原文:
┌──
表面波プローブ(SW Probe)、プラズマ吸収プローブ(PAP)
表面波の吸収を利用するプラズマ吸収プローブの原理は以下の通りです。 標準的な表面波プローブは、片方の先端を半球状に封じ切った誘電体管の中に、 ロッドアンテナを設けた 同軸ケーブルを挿入したプローブ本体と、 同軸ケーブルのもう一方の端子に 接続したネットワークアナライザから構成されます。 誘電体管がプラズマで覆われた場合、電子密度で決まるある条件を満足する周波数になったとき、 プラズマと誘電体間の境界部を伝搬する表面波の定在波が、共鳴的に励起されます。 このときにアンテナに送られたパワーの一部がプラズマに吸収されるため、 ネットワークアナライザに戻ってくる電力が減少し、反射係数が小さくなります。 この共鳴周波数は プラズマ周波数に関係するため、電子密度が算出できます。

この方法はプラズマ吸収プローブとも呼ばれ、プラズマ振動プローブと同様に絶縁体酸化物膜が 堆積するプロセスプラズマでも使用できます。さらに、 電極やフィラメントがプラズマに直接接しないという 利点もある。最近、 表面波プローブのロッドアンテナを折り曲げてコンパクトにしたカーリングプローブというものも商用化されています。

イオン感受性プローブ(ISP、勝又プローブ)、分割トンネルプローブ(STP)
磁場とガイドシールドを組み合わせて電子電流を除去し、 イオン電流のみの特性曲線からイオン温度を推定できる。

マッハプローブ、方向性プローブ
流れのあるプラズマ中で、上流側と下流側 のイオン飽和電流の差からプラズマの流速、あるいは マッハ数を推定する。

サーマルプローブ(感熱プローブ)
主に熱電対で測定したプローブチップの温度データから 電流ではなく熱流束を決定する。熱流束−バイアス特性の 1階微分は通常のラングミュアプローブの電流−バイアス特性と ほとんど同じであることからも解るように、様々なプラズマ パラメーターの推定に用いることができる。
└──
提供資料:
┌──
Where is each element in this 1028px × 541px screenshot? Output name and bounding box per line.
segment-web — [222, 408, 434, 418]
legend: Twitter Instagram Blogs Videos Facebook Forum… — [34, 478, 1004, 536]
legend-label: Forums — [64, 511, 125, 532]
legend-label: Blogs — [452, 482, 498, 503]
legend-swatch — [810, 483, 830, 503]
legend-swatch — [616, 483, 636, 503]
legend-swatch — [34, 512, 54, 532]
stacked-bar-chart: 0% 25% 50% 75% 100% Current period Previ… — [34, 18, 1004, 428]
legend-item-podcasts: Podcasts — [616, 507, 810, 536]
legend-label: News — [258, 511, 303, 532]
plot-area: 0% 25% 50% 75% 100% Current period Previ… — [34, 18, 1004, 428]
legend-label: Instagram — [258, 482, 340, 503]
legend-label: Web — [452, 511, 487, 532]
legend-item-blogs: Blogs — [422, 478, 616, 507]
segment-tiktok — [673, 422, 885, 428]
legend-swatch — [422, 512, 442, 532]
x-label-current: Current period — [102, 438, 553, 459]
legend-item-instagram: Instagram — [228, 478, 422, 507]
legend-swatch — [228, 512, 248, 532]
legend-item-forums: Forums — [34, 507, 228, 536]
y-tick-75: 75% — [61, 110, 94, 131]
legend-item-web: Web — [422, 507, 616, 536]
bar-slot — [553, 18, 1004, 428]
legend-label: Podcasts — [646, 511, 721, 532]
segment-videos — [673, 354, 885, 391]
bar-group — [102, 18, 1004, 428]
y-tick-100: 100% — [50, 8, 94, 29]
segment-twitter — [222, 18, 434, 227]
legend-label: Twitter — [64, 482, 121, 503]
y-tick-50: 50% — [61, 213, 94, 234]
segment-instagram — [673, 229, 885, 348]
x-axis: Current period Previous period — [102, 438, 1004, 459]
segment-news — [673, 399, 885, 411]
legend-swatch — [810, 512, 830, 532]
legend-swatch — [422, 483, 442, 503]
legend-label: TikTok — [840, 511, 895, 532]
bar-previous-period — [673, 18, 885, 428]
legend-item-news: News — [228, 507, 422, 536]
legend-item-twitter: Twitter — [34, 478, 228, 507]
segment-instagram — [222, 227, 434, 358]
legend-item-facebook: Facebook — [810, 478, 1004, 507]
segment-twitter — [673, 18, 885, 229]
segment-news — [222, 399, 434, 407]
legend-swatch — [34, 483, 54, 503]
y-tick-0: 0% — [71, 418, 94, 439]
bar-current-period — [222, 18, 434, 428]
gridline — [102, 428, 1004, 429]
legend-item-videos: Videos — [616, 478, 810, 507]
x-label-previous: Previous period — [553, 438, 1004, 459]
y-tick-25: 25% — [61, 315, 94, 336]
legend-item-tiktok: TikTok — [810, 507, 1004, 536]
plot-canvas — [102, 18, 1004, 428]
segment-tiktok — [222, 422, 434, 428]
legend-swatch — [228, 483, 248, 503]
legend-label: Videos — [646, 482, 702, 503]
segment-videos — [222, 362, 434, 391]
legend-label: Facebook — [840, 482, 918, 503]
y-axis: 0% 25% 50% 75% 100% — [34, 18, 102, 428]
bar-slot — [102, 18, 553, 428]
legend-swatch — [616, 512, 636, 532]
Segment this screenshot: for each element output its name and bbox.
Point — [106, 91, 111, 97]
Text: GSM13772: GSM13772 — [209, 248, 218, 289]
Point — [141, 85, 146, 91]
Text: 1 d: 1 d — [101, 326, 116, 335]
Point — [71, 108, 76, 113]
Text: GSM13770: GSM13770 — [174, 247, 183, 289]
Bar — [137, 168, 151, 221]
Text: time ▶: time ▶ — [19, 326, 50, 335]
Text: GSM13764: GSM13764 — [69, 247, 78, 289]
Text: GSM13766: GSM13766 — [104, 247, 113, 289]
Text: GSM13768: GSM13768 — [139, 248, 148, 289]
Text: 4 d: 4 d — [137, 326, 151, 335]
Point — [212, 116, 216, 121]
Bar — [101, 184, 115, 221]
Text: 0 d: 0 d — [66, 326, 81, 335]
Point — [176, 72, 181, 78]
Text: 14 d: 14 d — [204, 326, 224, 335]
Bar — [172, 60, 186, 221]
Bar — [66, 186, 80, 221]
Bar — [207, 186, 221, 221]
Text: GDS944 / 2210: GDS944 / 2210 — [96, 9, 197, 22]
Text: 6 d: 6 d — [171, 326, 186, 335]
└──
演習の指示:
**A.** プラズマ診断用プローブの解説から、「表面波プローブ(SW Probe)、プラズマ吸収プローブ(PAP)」から「サーマルプローブ(感熱プローブ)」に至るまでの全文を一字一句違えずに書き写してください。
**B.** 次の記述 (i)〜(iii) がプラズマ診断用プローブの解説の内容と一致するか、それぞれ「はい」または「いいえ」で答え、判断の根拠となる原文の語句をそのまま引用してください。
(i) 表面波プローブでは、電極やフィラメントがプラズマに直接接しない。
(ii) マッハプローブは、上流側と下流側のイオン温度の差からプラズマの流速を推定する。
(iii) サーマルプローブでは、プローブチップの温度を主に熱電対で測定する。

項目別解答:
**A.**
表面波プローブ(SW Probe)、プラズマ吸収プローブ(PAP)
表面波の吸収を利用するプラズマ吸収プローブの原理は以下の通りです。 標準的な表面波プローブは、片方の先端を半球状に封じ切った誘電体管の中に、 ロッドアンテナを設けた 同軸ケーブルを挿入したプローブ本体と、 同軸ケーブルのもう一方の端子に 接続したネットワークアナライザから構成されます。 誘電体管がプラズマで覆われた場合、電子密度で決まるある条件を満足する周波数になったとき、 プラズマと誘電体間の境界部を伝搬する表面波の定在波が、共鳴的に励起されます。 このときにアンテナに送られたパワーの一部がプラズマに吸収されるため、 ネットワークアナライザに戻ってくる電力が減少し、反射係数が小さくなります。 この共鳴周波数は プラズマ周波数に関係するため、電子密度が算出できます。

この方法はプラズマ吸収プローブとも呼ばれ、プラズマ振動プローブと同様に絶縁体酸化物膜が 堆積するプロセスプラズマでも使用できます。さらに、 電極やフィラメントがプラズマに直接接しないという 利点もある。最近、 表面波プローブのロッドアンテナを折り曲げてコンパクトにしたカーリングプローブというものも商用化されています。

イオン感受性プローブ(ISP、勝又プローブ)、分割トンネルプローブ(STP)
磁場とガイドシールドを組み合わせて電子電流を除去し、 イオン電流のみの特性曲線からイオン温度を推定できる。

マッハプローブ、方向性プローブ
流れのあるプラズマ中で、上流側と下流側 のイオン飽和電流の差からプラズマの流速、あるいは マッハ数を推定する。

サーマルプローブ(感熱プローブ)

**B.**
(i) はい。「電極やフィラメントがプラズマに直接接しない」
(ii) いいえ。「イオン飽和電流の差からプラズマの流速」
(iii) はい。「主に熱電対で測定したプローブチップの温度データ」